### What the exercise asks
In the listing below, find every line with the string "Marker" and pull it out.

(Data entries)
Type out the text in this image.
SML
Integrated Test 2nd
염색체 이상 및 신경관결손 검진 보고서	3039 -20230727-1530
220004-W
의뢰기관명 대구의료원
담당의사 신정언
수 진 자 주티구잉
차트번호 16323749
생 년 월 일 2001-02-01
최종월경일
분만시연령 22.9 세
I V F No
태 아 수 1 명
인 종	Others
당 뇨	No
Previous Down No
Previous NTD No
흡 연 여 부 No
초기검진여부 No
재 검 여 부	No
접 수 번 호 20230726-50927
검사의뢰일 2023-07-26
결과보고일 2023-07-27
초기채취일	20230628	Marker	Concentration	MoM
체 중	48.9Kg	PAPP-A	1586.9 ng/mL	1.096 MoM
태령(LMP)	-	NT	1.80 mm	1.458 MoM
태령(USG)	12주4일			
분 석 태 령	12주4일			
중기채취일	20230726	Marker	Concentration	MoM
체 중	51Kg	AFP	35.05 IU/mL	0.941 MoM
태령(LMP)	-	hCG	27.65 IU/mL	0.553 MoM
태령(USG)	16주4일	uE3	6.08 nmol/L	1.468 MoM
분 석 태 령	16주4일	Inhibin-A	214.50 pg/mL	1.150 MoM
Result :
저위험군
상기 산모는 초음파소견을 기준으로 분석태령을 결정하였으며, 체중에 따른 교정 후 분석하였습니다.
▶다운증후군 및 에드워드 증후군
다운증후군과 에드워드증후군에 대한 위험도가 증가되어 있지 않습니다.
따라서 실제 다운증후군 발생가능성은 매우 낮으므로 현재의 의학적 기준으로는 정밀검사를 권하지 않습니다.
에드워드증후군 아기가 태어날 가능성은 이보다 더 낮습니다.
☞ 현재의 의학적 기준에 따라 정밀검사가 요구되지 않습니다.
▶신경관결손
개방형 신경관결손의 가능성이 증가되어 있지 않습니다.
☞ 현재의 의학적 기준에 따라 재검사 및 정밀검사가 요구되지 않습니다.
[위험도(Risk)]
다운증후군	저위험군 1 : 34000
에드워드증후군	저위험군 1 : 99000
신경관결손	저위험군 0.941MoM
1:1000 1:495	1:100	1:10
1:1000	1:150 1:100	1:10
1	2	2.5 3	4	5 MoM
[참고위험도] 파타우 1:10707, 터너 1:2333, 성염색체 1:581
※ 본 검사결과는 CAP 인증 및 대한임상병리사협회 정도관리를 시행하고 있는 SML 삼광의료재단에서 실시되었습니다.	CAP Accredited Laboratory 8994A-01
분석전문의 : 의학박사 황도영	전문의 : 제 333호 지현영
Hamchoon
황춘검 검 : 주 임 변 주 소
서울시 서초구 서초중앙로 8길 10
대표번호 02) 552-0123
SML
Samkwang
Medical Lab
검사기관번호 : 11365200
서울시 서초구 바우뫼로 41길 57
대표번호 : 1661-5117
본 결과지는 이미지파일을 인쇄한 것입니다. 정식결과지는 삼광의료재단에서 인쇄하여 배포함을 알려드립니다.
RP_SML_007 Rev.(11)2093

### Complete response
초기채취일	20230628	Marker	Concentration	MoM
중기채취일	20230726	Marker	Concentration	MoM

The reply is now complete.